## Items
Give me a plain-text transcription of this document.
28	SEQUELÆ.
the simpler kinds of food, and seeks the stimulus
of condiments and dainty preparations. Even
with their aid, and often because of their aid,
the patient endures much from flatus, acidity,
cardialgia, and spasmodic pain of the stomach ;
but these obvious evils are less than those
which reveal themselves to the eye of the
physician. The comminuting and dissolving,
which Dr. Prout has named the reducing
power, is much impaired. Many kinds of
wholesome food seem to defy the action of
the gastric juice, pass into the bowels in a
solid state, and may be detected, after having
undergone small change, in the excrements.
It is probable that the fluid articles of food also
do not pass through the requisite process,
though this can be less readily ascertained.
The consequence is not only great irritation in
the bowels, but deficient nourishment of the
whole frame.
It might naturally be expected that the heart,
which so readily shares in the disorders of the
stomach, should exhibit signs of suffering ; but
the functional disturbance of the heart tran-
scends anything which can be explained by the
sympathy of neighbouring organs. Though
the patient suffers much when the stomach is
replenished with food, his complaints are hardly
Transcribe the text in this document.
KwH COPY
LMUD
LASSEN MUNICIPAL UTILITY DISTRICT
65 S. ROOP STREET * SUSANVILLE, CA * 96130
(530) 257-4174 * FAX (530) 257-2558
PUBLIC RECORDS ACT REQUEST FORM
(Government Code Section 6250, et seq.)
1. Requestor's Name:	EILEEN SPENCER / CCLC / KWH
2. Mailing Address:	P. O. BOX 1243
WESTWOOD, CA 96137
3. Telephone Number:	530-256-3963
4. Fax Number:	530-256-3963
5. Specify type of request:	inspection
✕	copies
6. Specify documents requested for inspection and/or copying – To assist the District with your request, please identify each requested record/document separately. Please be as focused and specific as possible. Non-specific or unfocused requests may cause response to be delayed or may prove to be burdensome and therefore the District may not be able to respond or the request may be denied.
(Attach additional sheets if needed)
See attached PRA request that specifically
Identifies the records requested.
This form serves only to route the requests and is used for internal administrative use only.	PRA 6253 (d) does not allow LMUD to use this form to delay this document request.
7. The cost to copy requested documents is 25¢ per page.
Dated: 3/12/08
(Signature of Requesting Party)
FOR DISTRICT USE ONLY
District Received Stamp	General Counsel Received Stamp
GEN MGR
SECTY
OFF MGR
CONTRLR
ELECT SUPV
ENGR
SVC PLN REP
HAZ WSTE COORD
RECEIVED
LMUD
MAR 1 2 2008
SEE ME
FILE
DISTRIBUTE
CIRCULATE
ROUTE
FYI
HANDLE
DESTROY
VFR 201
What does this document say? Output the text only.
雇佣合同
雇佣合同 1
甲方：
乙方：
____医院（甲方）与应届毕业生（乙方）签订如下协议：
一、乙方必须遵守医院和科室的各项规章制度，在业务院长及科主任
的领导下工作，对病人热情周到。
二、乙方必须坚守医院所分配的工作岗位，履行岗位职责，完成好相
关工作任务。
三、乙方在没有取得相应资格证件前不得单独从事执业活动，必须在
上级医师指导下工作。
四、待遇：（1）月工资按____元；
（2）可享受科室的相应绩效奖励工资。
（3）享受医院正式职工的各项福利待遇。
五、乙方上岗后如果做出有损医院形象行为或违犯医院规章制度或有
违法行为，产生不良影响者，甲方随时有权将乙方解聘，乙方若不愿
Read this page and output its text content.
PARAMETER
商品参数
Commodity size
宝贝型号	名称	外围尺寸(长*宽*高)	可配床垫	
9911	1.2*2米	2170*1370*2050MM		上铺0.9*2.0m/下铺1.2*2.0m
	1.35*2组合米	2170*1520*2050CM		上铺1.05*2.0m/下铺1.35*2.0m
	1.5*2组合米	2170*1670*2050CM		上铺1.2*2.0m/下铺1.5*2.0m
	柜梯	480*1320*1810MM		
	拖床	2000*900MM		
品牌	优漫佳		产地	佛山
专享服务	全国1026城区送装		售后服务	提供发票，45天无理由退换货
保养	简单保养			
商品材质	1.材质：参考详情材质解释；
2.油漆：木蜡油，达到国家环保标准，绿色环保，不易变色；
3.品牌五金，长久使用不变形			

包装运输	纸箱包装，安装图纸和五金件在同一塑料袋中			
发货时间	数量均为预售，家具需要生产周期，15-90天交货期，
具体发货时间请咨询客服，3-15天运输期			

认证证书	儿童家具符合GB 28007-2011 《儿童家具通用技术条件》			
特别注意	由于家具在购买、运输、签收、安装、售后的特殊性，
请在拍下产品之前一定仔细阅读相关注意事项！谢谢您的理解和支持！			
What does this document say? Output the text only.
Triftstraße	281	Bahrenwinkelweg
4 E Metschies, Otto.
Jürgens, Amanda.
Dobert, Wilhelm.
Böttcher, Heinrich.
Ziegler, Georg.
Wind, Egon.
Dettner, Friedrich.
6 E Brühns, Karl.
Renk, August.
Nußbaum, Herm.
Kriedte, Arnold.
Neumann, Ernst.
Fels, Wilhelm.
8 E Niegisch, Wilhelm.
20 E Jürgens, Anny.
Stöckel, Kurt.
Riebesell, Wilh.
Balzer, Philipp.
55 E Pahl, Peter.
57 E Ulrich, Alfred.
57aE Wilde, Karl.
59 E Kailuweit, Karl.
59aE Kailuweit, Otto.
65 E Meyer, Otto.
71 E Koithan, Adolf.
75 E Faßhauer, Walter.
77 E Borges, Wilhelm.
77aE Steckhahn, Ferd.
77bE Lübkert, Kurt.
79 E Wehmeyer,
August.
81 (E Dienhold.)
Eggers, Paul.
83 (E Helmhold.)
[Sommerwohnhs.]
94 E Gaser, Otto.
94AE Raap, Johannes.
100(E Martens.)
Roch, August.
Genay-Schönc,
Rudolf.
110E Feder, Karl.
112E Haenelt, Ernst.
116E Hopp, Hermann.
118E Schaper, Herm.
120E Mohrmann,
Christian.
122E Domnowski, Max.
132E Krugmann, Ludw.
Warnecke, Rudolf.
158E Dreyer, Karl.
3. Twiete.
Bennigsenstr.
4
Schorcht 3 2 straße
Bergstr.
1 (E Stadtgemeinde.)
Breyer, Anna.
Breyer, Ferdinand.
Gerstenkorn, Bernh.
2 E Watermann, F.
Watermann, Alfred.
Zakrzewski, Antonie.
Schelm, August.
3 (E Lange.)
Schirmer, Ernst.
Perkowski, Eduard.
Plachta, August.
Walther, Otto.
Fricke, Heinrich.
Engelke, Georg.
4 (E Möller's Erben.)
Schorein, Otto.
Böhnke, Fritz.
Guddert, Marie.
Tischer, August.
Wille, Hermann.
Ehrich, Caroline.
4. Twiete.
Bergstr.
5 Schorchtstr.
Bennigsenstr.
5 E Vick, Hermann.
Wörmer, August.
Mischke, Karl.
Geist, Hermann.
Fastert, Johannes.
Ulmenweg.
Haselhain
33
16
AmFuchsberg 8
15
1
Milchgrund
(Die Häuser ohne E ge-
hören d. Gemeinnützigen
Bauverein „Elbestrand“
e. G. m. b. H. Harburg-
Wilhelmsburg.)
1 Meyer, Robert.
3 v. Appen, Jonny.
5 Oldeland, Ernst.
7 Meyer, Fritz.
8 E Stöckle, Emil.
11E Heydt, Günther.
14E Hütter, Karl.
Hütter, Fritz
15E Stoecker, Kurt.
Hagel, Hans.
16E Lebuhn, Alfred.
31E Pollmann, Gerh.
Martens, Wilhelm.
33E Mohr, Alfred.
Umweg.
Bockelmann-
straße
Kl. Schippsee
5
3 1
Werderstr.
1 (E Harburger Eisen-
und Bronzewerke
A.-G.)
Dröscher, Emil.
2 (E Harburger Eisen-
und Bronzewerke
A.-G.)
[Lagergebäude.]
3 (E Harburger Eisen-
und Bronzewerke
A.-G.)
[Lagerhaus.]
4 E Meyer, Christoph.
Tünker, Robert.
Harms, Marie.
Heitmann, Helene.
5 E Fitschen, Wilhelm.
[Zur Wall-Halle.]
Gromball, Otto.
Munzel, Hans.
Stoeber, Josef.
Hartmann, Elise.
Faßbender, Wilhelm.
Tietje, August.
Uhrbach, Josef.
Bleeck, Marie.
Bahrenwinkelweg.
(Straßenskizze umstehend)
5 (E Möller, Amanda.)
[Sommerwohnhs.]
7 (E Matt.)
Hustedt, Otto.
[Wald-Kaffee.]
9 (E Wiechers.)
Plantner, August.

## Requirement
Find the lines above holding the word "food" and show them.

## Correct result
the simpler kinds of food, and seeks the stimulus
wholesome food seem to defy the action of
It is probable that the fluid articles of food also
replenished with food, his complaints are hardly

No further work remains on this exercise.